- Supplied records

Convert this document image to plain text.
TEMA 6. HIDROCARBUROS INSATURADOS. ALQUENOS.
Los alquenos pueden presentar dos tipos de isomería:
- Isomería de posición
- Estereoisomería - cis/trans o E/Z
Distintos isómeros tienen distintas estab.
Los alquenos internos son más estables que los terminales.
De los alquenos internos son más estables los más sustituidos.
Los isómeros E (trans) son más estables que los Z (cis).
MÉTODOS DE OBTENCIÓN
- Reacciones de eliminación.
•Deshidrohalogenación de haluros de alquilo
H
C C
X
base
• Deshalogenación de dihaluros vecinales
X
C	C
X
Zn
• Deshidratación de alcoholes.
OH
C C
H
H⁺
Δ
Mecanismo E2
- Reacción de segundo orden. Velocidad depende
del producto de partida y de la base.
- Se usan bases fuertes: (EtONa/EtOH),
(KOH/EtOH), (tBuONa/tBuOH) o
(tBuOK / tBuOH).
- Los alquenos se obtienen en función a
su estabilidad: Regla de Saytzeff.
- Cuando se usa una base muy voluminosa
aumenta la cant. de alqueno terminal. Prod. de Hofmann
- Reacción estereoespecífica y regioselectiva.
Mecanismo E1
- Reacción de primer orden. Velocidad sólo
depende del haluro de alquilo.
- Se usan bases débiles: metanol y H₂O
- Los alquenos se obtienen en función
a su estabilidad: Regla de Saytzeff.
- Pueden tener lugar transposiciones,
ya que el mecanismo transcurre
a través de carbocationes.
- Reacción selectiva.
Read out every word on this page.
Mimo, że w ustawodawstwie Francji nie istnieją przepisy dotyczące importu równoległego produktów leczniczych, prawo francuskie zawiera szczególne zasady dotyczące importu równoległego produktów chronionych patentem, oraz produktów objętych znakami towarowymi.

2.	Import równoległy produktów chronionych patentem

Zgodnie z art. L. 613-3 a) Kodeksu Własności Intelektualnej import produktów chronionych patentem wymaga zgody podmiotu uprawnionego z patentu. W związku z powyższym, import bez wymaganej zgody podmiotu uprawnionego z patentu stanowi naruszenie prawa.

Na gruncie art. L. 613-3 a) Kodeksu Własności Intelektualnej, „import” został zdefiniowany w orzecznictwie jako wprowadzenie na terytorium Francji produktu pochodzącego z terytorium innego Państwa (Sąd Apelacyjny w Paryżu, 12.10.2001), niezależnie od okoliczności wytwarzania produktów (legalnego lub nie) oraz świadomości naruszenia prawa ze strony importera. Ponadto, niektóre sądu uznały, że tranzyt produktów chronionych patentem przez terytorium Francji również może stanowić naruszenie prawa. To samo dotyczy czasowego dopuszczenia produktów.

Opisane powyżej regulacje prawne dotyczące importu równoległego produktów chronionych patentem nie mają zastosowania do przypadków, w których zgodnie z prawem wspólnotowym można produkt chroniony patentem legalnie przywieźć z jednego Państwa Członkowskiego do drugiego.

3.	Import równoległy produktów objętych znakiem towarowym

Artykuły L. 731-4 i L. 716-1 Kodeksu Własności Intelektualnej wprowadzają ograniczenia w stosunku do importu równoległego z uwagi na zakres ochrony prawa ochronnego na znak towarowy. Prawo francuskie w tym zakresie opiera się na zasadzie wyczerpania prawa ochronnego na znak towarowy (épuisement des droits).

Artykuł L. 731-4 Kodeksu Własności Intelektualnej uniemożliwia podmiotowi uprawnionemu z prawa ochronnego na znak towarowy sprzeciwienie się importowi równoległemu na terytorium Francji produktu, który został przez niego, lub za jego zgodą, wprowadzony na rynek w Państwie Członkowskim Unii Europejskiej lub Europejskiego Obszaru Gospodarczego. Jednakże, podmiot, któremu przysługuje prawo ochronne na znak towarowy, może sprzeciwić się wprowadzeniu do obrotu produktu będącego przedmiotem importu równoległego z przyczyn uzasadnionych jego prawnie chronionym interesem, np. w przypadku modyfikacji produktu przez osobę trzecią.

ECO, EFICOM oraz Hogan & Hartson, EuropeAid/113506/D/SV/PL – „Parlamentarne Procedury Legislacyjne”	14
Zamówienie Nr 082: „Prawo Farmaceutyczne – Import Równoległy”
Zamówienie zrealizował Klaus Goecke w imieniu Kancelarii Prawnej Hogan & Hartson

- Problem description
In full and verbatim, repeat the records given above.

- Exercise answer
Convert this document image to plain text.
TEMA 6. HIDROCARBUROS INSATURADOS. ALQUENOS.
Los alquenos pueden presentar dos tipos de isomería:
- Isomería de posición
- Estereoisomería - cis/trans o E/Z
Distintos isómeros tienen distintas estab.
Los alquenos internos son más estables que los terminales.
De los alquenos internos son más estables los más sustituidos.
Los isómeros E (trans) son más estables que los Z (cis).
MÉTODOS DE OBTENCIÓN
- Reacciones de eliminación.
•Deshidrohalogenación de haluros de alquilo
H
C C
X
base
• Deshalogenación de dihaluros vecinales
X
C	C
X
Zn
• Deshidratación de alcoholes.
OH
C C
H
H⁺
Δ
Mecanismo E2
- Reacción de segundo orden. Velocidad depende
del producto de partida y de la base.
- Se usan bases fuertes: (EtONa/EtOH),
(KOH/EtOH), (tBuONa/tBuOH) o
(tBuOK / tBuOH).
- Los alquenos se obtienen en función a
su estabilidad: Regla de Saytzeff.
- Cuando se usa una base muy voluminosa
aumenta la cant. de alqueno terminal. Prod. de Hofmann
- Reacción estereoespecífica y regioselectiva.
Mecanismo E1
- Reacción de primer orden. Velocidad sólo
depende del haluro de alquilo.
- Se usan bases débiles: metanol y H₂O
- Los alquenos se obtienen en función
a su estabilidad: Regla de Saytzeff.
- Pueden tener lugar transposiciones,
ya que el mecanismo transcurre
a través de carbocationes.
- Reacción selectiva.
Read out every word on this page.
Mimo, że w ustawodawstwie Francji nie istnieją przepisy dotyczące importu równoległego produktów leczniczych, prawo francuskie zawiera szczególne zasady dotyczące importu równoległego produktów chronionych patentem, oraz produktów objętych znakami towarowymi.

2.	Import równoległy produktów chronionych patentem

Zgodnie z art. L. 613-3 a) Kodeksu Własności Intelektualnej import produktów chronionych patentem wymaga zgody podmiotu uprawnionego z patentu. W związku z powyższym, import bez wymaganej zgody podmiotu uprawnionego z patentu stanowi naruszenie prawa.

Na gruncie art. L. 613-3 a) Kodeksu Własności Intelektualnej, „import” został zdefiniowany w orzecznictwie jako wprowadzenie na terytorium Francji produktu pochodzącego z terytorium innego Państwa (Sąd Apelacyjny w Paryżu, 12.10.2001), niezależnie od okoliczności wytwarzania produktów (legalnego lub nie) oraz świadomości naruszenia prawa ze strony importera. Ponadto, niektóre sądu uznały, że tranzyt produktów chronionych patentem przez terytorium Francji również może stanowić naruszenie prawa. To samo dotyczy czasowego dopuszczenia produktów.

Opisane powyżej regulacje prawne dotyczące importu równoległego produktów chronionych patentem nie mają zastosowania do przypadków, w których zgodnie z prawem wspólnotowym można produkt chroniony patentem legalnie przywieźć z jednego Państwa Członkowskiego do drugiego.

3.	Import równoległy produktów objętych znakiem towarowym

Artykuły L. 731-4 i L. 716-1 Kodeksu Własności Intelektualnej wprowadzają ograniczenia w stosunku do importu równoległego z uwagi na zakres ochrony prawa ochronnego na znak towarowy. Prawo francuskie w tym zakresie opiera się na zasadzie wyczerpania prawa ochronnego na znak towarowy (épuisement des droits).

Artykuł L. 731-4 Kodeksu Własności Intelektualnej uniemożliwia podmiotowi uprawnionemu z prawa ochronnego na znak towarowy sprzeciwienie się importowi równoległemu na terytorium Francji produktu, który został przez niego, lub za jego zgodą, wprowadzony na rynek w Państwie Członkowskim Unii Europejskiej lub Europejskiego Obszaru Gospodarczego. Jednakże, podmiot, któremu przysługuje prawo ochronne na znak towarowy, może sprzeciwić się wprowadzeniu do obrotu produktu będącego przedmiotem importu równoległego z przyczyn uzasadnionych jego prawnie chronionym interesem, np. w przypadku modyfikacji produktu przez osobę trzecią.

ECO, EFICOM oraz Hogan & Hartson, EuropeAid/113506/D/SV/PL – „Parlamentarne Procedury Legislacyjne”	14
Zamówienie Nr 082: „Prawo Farmaceutyczne – Import Równoległy”
Zamówienie zrealizował Klaus Goecke w imieniu Kancelarii Prawnej Hogan & Hartson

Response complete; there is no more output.